AIM OF THE TASK: Find the string "risk" in the data, then copy every line where it is found.

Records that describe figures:
■ ■ ■ ■ ■

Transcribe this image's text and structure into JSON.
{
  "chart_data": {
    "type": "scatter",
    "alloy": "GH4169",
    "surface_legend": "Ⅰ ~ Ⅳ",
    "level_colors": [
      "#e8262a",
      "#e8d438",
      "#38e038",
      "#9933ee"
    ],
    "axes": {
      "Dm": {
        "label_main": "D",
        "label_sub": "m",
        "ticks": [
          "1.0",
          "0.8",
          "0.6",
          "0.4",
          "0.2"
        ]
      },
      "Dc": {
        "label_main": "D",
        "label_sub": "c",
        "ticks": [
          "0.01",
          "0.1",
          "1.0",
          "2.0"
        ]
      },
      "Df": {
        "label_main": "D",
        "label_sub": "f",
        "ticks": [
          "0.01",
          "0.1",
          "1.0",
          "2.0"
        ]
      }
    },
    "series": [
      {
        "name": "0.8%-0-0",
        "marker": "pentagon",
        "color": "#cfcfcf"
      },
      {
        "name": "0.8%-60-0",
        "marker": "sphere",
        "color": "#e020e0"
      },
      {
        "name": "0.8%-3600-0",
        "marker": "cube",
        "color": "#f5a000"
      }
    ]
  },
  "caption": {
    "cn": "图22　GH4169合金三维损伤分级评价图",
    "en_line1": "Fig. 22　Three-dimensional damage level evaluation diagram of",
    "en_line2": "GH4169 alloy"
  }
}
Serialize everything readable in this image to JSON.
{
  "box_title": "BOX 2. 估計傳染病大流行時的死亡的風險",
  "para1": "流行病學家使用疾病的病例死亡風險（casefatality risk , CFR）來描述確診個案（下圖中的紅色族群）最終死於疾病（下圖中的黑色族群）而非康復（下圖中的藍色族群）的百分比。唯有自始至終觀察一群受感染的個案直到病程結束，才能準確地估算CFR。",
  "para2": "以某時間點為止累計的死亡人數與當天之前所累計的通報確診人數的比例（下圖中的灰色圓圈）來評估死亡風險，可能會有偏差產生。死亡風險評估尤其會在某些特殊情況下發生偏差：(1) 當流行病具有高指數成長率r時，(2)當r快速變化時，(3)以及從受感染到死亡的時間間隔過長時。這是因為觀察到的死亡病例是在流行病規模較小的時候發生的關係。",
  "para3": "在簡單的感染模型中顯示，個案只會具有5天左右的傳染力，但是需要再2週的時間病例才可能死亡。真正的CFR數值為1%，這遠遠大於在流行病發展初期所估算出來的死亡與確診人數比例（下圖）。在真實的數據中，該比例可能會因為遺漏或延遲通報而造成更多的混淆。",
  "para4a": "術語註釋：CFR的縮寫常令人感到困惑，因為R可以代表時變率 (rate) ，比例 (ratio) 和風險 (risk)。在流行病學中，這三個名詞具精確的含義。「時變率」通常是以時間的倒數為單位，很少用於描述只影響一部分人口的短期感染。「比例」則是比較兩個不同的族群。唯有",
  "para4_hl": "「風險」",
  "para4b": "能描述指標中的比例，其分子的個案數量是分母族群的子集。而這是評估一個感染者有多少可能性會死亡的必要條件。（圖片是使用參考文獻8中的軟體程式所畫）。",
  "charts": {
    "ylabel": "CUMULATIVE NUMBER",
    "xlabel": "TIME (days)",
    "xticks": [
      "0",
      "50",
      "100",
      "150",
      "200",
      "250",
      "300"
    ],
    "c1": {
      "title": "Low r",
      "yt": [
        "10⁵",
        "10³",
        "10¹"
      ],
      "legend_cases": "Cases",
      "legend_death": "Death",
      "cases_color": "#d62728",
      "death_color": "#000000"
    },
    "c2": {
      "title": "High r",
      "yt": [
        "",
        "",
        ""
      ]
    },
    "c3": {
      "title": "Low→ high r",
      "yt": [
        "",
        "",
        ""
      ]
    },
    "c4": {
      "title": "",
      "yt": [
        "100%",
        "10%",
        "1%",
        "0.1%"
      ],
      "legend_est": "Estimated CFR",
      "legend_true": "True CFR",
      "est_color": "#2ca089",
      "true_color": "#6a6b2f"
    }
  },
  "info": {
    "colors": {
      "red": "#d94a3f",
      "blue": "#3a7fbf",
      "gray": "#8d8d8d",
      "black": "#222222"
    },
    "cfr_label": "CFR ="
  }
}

■ ■ ■ ■ ■

RIGHT ANSWER:
  "para1": "流行病學家使用疾病的病例死亡風險（casefatality risk , CFR）來描述確診個案（下圖中的紅色族群）最終死於疾病（下圖中的黑色族群）而非康復（下圖中的藍色族群）的百分比。唯有自始至終觀察一群受感染的個案直到病程結束，才能準確地估算CFR。",
  "para4a": "術語註釋：CFR的縮寫常令人感到困惑，因為R可以代表時變率 (rate) ，比例 (ratio) 和風險 (risk)。在流行病學中，這三個名詞具精確的含義。「時變率」通常是以時間的倒數為單位，很少用於描述只影響一部分人口的短期感染。「比例」則是比較兩個不同的族群。唯有",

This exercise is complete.